** Begin Source material **
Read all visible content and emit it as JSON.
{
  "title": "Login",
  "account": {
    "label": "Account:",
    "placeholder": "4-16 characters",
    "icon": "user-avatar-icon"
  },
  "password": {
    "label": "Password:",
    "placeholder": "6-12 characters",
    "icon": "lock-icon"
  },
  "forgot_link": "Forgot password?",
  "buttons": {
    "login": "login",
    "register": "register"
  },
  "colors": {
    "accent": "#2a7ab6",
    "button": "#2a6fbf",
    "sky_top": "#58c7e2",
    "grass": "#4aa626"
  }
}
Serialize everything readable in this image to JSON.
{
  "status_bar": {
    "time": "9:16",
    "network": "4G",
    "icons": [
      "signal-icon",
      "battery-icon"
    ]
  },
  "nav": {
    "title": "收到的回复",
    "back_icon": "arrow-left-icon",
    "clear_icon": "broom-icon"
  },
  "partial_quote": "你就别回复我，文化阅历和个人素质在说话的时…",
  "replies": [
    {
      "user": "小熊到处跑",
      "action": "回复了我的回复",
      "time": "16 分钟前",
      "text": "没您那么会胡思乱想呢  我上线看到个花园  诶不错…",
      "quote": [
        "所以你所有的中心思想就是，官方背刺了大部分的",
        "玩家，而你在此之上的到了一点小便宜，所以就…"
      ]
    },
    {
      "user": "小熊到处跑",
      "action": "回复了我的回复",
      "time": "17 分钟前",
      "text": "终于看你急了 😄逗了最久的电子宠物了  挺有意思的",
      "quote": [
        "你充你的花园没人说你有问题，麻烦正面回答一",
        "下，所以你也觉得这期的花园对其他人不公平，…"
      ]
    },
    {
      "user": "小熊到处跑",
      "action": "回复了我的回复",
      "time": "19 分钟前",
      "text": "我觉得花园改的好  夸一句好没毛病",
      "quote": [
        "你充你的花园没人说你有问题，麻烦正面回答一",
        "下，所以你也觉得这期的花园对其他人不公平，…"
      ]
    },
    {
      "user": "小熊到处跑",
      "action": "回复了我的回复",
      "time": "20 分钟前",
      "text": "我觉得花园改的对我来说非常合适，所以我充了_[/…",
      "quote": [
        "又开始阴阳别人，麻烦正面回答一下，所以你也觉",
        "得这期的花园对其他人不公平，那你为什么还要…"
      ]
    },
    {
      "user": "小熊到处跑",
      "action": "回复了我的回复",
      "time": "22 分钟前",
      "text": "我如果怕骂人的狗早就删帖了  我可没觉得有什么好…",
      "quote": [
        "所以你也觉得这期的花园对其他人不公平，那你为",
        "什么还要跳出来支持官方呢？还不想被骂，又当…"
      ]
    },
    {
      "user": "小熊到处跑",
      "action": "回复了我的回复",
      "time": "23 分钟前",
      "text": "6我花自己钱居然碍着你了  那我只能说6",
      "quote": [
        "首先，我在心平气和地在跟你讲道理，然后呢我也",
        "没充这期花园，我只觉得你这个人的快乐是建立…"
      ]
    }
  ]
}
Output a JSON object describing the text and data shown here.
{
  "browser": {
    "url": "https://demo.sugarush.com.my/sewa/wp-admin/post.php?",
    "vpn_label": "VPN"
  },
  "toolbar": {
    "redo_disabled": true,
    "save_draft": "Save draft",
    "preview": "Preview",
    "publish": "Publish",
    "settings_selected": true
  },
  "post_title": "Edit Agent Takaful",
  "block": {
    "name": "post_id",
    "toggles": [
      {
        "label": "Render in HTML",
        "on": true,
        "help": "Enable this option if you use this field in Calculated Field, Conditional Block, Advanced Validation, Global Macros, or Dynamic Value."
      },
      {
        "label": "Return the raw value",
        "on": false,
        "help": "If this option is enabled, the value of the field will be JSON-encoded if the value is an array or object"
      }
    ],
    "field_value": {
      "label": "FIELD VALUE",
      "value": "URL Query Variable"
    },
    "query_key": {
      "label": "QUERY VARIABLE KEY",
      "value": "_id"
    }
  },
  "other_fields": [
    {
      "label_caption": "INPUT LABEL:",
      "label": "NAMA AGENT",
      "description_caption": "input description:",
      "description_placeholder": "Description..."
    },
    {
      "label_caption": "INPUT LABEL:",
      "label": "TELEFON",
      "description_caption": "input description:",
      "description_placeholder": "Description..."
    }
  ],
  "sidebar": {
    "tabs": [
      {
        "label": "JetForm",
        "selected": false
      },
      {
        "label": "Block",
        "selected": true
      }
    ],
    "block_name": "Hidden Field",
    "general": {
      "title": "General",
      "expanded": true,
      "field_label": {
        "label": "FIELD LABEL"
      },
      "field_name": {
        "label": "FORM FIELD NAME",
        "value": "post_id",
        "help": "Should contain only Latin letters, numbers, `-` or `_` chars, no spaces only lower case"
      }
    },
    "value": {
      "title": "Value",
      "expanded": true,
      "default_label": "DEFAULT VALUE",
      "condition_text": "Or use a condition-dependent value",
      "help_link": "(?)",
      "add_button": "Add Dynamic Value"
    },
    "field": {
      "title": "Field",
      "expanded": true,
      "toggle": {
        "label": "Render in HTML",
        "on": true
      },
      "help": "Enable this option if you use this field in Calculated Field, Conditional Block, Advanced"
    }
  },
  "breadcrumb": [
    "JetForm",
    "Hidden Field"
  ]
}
** End Source material **
Exercise details:
Show, from the listing above, each line that contains the word "object".

Solution:
Output a JSON object describing the text and data shown here.
        "help": "If this option is enabled, the value of the field will be JSON-encoded if the value is an array or object"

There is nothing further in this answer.